What you will do ▸ Below is some material; transcribe all of it exactly.

Data supplied ▸

--- Begin ---

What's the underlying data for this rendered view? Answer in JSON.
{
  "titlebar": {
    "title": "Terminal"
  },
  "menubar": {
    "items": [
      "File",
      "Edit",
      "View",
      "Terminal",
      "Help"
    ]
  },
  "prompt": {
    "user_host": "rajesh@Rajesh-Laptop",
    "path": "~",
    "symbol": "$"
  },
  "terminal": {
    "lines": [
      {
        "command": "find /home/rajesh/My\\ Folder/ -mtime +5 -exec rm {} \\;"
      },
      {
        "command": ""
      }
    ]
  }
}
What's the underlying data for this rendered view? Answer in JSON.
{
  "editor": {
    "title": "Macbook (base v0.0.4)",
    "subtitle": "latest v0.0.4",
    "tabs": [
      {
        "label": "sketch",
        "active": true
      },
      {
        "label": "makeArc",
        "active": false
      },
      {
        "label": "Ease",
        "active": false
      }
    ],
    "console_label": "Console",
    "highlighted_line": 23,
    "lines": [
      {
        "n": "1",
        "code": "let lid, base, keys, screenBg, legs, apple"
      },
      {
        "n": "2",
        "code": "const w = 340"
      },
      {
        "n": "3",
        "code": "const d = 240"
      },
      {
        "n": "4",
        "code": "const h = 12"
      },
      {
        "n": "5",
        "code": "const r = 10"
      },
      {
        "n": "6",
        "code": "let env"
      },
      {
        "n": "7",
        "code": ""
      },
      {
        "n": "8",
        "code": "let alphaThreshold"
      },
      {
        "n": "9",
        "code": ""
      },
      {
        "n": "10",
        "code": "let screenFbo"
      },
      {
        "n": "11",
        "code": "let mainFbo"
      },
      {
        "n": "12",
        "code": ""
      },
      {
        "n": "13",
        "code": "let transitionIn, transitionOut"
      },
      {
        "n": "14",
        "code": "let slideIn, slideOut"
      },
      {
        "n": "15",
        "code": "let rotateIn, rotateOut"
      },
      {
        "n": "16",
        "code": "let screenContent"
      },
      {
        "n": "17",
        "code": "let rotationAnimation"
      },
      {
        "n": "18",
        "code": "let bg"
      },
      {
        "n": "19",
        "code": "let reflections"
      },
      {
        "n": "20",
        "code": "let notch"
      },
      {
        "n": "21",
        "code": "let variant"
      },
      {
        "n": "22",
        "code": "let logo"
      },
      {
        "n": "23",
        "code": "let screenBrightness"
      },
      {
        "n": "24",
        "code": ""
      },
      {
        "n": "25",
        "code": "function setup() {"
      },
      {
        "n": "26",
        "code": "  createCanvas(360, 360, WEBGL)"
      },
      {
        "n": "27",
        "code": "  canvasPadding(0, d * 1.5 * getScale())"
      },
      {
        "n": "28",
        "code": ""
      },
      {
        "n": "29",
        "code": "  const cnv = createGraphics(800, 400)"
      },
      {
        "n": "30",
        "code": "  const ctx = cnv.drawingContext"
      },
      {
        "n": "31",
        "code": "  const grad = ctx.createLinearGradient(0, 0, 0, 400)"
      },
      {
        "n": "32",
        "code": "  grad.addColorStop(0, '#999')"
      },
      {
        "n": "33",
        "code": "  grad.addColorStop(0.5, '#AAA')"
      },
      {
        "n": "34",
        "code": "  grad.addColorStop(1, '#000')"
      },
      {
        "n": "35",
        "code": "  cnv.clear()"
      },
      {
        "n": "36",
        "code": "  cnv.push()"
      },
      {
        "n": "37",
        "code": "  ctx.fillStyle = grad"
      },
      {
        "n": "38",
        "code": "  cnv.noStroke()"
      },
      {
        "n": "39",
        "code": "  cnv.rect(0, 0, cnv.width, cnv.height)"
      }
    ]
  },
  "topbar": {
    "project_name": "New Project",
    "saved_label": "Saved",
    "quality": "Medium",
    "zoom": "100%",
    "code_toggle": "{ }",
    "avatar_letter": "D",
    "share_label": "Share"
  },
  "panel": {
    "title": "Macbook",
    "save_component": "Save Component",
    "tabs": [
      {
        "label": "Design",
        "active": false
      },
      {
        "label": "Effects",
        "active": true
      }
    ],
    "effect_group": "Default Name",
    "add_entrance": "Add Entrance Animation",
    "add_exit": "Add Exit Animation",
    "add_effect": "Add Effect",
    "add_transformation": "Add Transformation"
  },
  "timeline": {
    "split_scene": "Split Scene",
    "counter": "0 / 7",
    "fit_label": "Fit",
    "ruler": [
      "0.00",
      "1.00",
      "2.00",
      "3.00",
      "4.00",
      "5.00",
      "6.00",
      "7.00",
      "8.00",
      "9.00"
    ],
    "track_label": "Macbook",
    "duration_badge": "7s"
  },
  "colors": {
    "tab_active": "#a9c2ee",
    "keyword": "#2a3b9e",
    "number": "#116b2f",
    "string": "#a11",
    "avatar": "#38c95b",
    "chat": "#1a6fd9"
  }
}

--- End ---

Correct response ▸
What's the underlying data for this rendered view? Answer in JSON.
{
  "titlebar": {
    "title": "Terminal"
  },
  "menubar": {
    "items": [
      "File",
      "Edit",
      "View",
      "Terminal",
      "Help"
    ]
  },
  "prompt": {
    "user_host": "rajesh@Rajesh-Laptop",
    "path": "~",
    "symbol": "$"
  },
  "terminal": {
    "lines": [
      {
        "command": "find /home/rajesh/My\\ Folder/ -mtime +5 -exec rm {} \\;"
      },
      {
        "command": ""
      }
    ]
  }
}
What's the underlying data for this rendered view? Answer in JSON.
{
  "editor": {
    "title": "Macbook (base v0.0.4)",
    "subtitle": "latest v0.0.4",
    "tabs": [
      {
        "label": "sketch",
        "active": true
      },
      {
        "label": "makeArc",
        "active": false
      },
      {
        "label": "Ease",
        "active": false
      }
    ],
    "console_label": "Console",
    "highlighted_line": 23,
    "lines": [
      {
        "n": "1",
        "code": "let lid, base, keys, screenBg, legs, apple"
      },
      {
        "n": "2",
        "code": "const w = 340"
      },
      {
        "n": "3",
        "code": "const d = 240"
      },
      {
        "n": "4",
        "code": "const h = 12"
      },
      {
        "n": "5",
        "code": "const r = 10"
      },
      {
        "n": "6",
        "code": "let env"
      },
      {
        "n": "7",
        "code": ""
      },
      {
        "n": "8",
        "code": "let alphaThreshold"
      },
      {
        "n": "9",
        "code": ""
      },
      {
        "n": "10",
        "code": "let screenFbo"
      },
      {
        "n": "11",
        "code": "let mainFbo"
      },
      {
        "n": "12",
        "code": ""
      },
      {
        "n": "13",
        "code": "let transitionIn, transitionOut"
      },
      {
        "n": "14",
        "code": "let slideIn, slideOut"
      },
      {
        "n": "15",
        "code": "let rotateIn, rotateOut"
      },
      {
        "n": "16",
        "code": "let screenContent"
      },
      {
        "n": "17",
        "code": "let rotationAnimation"
      },
      {
        "n": "18",
        "code": "let bg"
      },
      {
        "n": "19",
        "code": "let reflections"
      },
      {
        "n": "20",
        "code": "let notch"
      },
      {
        "n": "21",
        "code": "let variant"
      },
      {
        "n": "22",
        "code": "let logo"
      },
      {
        "n": "23",
        "code": "let screenBrightness"
      },
      {
        "n": "24",
        "code": ""
      },
      {
        "n": "25",
        "code": "function setup() {"
      },
      {
        "n": "26",
        "code": "  createCanvas(360, 360, WEBGL)"
      },
      {
        "n": "27",
        "code": "  canvasPadding(0, d * 1.5 * getScale())"
      },
      {
        "n": "28",
        "code": ""
      },
      {
        "n": "29",
        "code": "  const cnv = createGraphics(800, 400)"
      },
      {
        "n": "30",
        "code": "  const ctx = cnv.drawingContext"
      },
      {
        "n": "31",
        "code": "  const grad = ctx.createLinearGradient(0, 0, 0, 400)"
      },
      {
        "n": "32",
        "code": "  grad.addColorStop(0, '#999')"
      },
      {
        "n": "33",
        "code": "  grad.addColorStop(0.5, '#AAA')"
      },
      {
        "n": "34",
        "code": "  grad.addColorStop(1, '#000')"
      },
      {
        "n": "35",
        "code": "  cnv.clear()"
      },
      {
        "n": "36",
        "code": "  cnv.push()"
      },
      {
        "n": "37",
        "code": "  ctx.fillStyle = grad"
      },
      {
        "n": "38",
        "code": "  cnv.noStroke()"
      },
      {
        "n": "39",
        "code": "  cnv.rect(0, 0, cnv.width, cnv.height)"
      }
    ]
  },
  "topbar": {
    "project_name": "New Project",
    "saved_label": "Saved",
    "quality": "Medium",
    "zoom": "100%",
    "code_toggle": "{ }",
    "avatar_letter": "D",
    "share_label": "Share"
  },
  "panel": {
    "title": "Macbook",
    "save_component": "Save Component",
    "tabs": [
      {
        "label": "Design",
        "active": false
      },
      {
        "label": "Effects",
        "active": true
      }
    ],
    "effect_group": "Default Name",
    "add_entrance": "Add Entrance Animation",
    "add_exit": "Add Exit Animation",
    "add_effect": "Add Effect",
    "add_transformation": "Add Transformation"
  },
  "timeline": {
    "split_scene": "Split Scene",
    "counter": "0 / 7",
    "fit_label": "Fit",
    "ruler": [
      "0.00",
      "1.00",
      "2.00",
      "3.00",
      "4.00",
      "5.00",
      "6.00",
      "7.00",
      "8.00",
      "9.00"
    ],
    "track_label": "Macbook",
    "duration_badge": "7s"
  },
  "colors": {
    "tab_active": "#a9c2ee",
    "keyword": "#2a3b9e",
    "number": "#116b2f",
    "string": "#a11",
    "avatar": "#38c95b",
    "chat": "#1a6fd9"
  }
}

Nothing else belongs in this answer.